• **原文段落**:
==========

Given a collection of numbers that might contain duplicates, return all possible unique permutations.
For example,[1,1,2]
have the following unique permutations:
[
[1,1,2],
[1,2,1],
[2,1,1]
] 和一般的Permutation不一样的是,这种permutation需要排序,使相同的元素能够相邻,选取下一个元素的时候,要查看这个元素的前一个元素是否和它相同,如果相同而且没有使用过,就不用选取这个元素,因为如果选取了这个元素,所得的结果被包含于选取了前一个相同元素的结果中。
代码如下:
public class Solution {
int length;
public List<List<Integer>> permuteUnique(int[] nums) {
length = nums.length;
List<List<Integer>> result = new ArrayList<List<Integer>>();
if (length == 0) {
return result;
}
Arrays.sort(nums);
boolean[] flags = new boolean[length];
Arrays.fill(flags, false);
List<Integer> candidate = new ArrayList<Integer>();
helper(nums, length, flags, result, candidate);
return result;
}
private void helper(int[] nums, int n, boolean[] flags, List<List<Integer>> result, List<Integer> candidate) {
if (n == 0) {
result.add(new ArrayList<Integer>(candidate));
}
int ll = candidate.size();
for (int i = 0; i < length; i++) {
if (!flags[i]) {
//if the number appears more than once and the same number before it has not been used
if (i != 0 && nums[i] == nums[i - 1] && !flags[i - 1]) {
continue;
}
flags[i] = true;
candidate.add(nums[i]);
helper(nums, n - 1, flags, result, candidate);
candidate.remove(ll);
flags[i] = false;
}
}
}
}

==========

• **给定任务 A**: 从下面的列表中摘出所有含有字符串“axis”的行。
上面的原文和下面的列表是两份互不相关的材料。

• **带边框的版面项目列表**:

==========

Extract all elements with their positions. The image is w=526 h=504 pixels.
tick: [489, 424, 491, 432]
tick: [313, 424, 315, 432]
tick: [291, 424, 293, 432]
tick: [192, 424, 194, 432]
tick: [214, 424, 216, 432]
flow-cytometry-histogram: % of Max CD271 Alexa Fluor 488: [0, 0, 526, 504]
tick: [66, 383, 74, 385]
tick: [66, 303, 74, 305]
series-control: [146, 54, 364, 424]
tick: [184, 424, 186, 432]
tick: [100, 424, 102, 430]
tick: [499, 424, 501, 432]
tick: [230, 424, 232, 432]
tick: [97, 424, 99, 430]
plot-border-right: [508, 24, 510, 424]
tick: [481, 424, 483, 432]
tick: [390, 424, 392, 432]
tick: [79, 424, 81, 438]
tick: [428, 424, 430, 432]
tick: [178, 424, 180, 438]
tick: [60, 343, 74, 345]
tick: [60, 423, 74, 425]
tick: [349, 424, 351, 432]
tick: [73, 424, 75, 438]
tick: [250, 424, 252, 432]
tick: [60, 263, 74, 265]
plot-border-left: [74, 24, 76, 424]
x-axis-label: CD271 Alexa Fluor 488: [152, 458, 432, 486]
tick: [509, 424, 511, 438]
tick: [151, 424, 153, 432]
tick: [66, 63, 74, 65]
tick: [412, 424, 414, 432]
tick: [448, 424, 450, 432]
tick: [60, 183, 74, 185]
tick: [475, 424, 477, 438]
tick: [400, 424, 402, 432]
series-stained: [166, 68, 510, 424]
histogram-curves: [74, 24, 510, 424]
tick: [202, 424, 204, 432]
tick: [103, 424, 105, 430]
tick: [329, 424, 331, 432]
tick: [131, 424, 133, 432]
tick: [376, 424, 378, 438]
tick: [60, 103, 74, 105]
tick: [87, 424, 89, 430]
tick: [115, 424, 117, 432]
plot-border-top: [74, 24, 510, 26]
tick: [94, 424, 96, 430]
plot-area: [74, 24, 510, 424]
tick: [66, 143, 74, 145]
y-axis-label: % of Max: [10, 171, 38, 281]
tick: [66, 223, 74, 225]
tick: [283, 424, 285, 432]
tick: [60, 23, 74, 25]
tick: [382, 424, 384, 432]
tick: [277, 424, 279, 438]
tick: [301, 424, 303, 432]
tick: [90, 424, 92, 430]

==========

• **给定任务 B**: 把上面原文中的一段逐字重新打出来，从含有“For example,[1,1,2]”的字句开始，到“取了前一个相同元素的结果中。”为止。

• **回复 A**:
x-axis-label: CD271 Alexa Fluor 488: [152, 458, 432, 486]
y-axis-label: % of Max: [10, 171, 38, 281]

• **回复 B**:
For example,[1,1,2]
have the following unique permutations:
[
[1,1,2],
[1,2,1],
[2,1,1]
] 和一般的Permutation不一样的是,这种permutation需要排序,使相同的元素能够相邻,选取下一个元素的时候,要查看这个元素的前一个元素是否和它相同,如果相同而且没有使用过,就不用选取这个元素,因为如果选取了这个元素,所得的结果被包含于选取了前一个相同元素的结果中。